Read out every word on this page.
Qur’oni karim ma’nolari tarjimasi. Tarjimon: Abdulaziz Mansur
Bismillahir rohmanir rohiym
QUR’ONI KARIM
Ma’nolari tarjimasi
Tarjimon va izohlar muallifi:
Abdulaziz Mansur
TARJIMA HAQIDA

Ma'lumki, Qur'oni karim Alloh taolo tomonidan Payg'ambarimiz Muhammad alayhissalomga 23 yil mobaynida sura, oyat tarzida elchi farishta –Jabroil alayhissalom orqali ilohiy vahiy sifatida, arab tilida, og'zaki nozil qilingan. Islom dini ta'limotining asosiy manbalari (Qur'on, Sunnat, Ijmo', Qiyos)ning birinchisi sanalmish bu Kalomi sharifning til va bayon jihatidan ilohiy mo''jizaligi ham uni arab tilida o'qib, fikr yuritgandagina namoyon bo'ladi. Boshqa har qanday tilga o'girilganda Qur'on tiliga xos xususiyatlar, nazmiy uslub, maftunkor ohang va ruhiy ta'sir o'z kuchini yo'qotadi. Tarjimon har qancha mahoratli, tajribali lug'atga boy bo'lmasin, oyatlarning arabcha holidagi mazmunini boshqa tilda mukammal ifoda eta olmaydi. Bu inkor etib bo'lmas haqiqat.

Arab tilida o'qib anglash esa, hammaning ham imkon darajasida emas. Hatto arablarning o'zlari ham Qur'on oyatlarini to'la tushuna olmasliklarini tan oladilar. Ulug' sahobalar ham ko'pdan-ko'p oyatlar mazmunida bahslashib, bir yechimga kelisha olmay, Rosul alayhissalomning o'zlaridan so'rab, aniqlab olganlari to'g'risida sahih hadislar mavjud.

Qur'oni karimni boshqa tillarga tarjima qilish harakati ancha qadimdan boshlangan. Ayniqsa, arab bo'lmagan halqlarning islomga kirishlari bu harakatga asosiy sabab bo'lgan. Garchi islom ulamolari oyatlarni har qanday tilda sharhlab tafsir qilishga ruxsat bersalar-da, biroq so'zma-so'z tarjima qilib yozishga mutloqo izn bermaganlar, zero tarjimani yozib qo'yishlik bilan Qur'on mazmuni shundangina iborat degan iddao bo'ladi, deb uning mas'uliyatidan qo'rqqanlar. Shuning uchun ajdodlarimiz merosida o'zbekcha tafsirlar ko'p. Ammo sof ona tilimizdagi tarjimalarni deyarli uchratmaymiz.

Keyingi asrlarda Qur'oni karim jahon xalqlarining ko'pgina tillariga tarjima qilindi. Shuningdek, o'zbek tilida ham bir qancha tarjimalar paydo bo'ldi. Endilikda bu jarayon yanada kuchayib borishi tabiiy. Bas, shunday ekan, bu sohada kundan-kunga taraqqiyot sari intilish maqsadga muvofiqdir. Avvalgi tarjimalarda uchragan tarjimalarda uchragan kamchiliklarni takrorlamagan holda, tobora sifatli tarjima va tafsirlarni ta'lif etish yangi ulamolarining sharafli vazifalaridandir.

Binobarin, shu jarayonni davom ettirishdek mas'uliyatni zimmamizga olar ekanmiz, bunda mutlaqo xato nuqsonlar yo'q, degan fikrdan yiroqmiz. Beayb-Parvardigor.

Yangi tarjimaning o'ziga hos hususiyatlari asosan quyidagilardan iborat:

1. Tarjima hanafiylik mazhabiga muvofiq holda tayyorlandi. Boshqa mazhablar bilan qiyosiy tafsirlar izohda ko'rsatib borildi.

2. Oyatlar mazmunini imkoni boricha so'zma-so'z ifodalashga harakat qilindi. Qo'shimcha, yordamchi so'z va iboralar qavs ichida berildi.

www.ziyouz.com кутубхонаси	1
---
● CHALLENGE: Reproduce all of the data exactly as given.

● FINAL RESULT:
Read out every word on this page.
Qur’oni karim ma’nolari tarjimasi. Tarjimon: Abdulaziz Mansur
Bismillahir rohmanir rohiym
QUR’ONI KARIM
Ma’nolari tarjimasi
Tarjimon va izohlar muallifi:
Abdulaziz Mansur
TARJIMA HAQIDA

Ma'lumki, Qur'oni karim Alloh taolo tomonidan Payg'ambarimiz Muhammad alayhissalomga 23 yil mobaynida sura, oyat tarzida elchi farishta –Jabroil alayhissalom orqali ilohiy vahiy sifatida, arab tilida, og'zaki nozil qilingan. Islom dini ta'limotining asosiy manbalari (Qur'on, Sunnat, Ijmo', Qiyos)ning birinchisi sanalmish bu Kalomi sharifning til va bayon jihatidan ilohiy mo''jizaligi ham uni arab tilida o'qib, fikr yuritgandagina namoyon bo'ladi. Boshqa har qanday tilga o'girilganda Qur'on tiliga xos xususiyatlar, nazmiy uslub, maftunkor ohang va ruhiy ta'sir o'z kuchini yo'qotadi. Tarjimon har qancha mahoratli, tajribali lug'atga boy bo'lmasin, oyatlarning arabcha holidagi mazmunini boshqa tilda mukammal ifoda eta olmaydi. Bu inkor etib bo'lmas haqiqat.

Arab tilida o'qib anglash esa, hammaning ham imkon darajasida emas. Hatto arablarning o'zlari ham Qur'on oyatlarini to'la tushuna olmasliklarini tan oladilar. Ulug' sahobalar ham ko'pdan-ko'p oyatlar mazmunida bahslashib, bir yechimga kelisha olmay, Rosul alayhissalomning o'zlaridan so'rab, aniqlab olganlari to'g'risida sahih hadislar mavjud.

Qur'oni karimni boshqa tillarga tarjima qilish harakati ancha qadimdan boshlangan. Ayniqsa, arab bo'lmagan halqlarning islomga kirishlari bu harakatga asosiy sabab bo'lgan. Garchi islom ulamolari oyatlarni har qanday tilda sharhlab tafsir qilishga ruxsat bersalar-da, biroq so'zma-so'z tarjima qilib yozishga mutloqo izn bermaganlar, zero tarjimani yozib qo'yishlik bilan Qur'on mazmuni shundangina iborat degan iddao bo'ladi, deb uning mas'uliyatidan qo'rqqanlar. Shuning uchun ajdodlarimiz merosida o'zbekcha tafsirlar ko'p. Ammo sof ona tilimizdagi tarjimalarni deyarli uchratmaymiz.

Keyingi asrlarda Qur'oni karim jahon xalqlarining ko'pgina tillariga tarjima qilindi. Shuningdek, o'zbek tilida ham bir qancha tarjimalar paydo bo'ldi. Endilikda bu jarayon yanada kuchayib borishi tabiiy. Bas, shunday ekan, bu sohada kundan-kunga taraqqiyot sari intilish maqsadga muvofiqdir. Avvalgi tarjimalarda uchragan tarjimalarda uchragan kamchiliklarni takrorlamagan holda, tobora sifatli tarjima va tafsirlarni ta'lif etish yangi ulamolarining sharafli vazifalaridandir.

Binobarin, shu jarayonni davom ettirishdek mas'uliyatni zimmamizga olar ekanmiz, bunda mutlaqo xato nuqsonlar yo'q, degan fikrdan yiroqmiz. Beayb-Parvardigor.

Yangi tarjimaning o'ziga hos hususiyatlari asosan quyidagilardan iborat:

1. Tarjima hanafiylik mazhabiga muvofiq holda tayyorlandi. Boshqa mazhablar bilan qiyosiy tafsirlar izohda ko'rsatib borildi.

2. Oyatlar mazmunini imkoni boricha so'zma-so'z ifodalashga harakat qilindi. Qo'shimcha, yordamchi so'z va iboralar qavs ichida berildi.

www.ziyouz.com кутубхонаси	1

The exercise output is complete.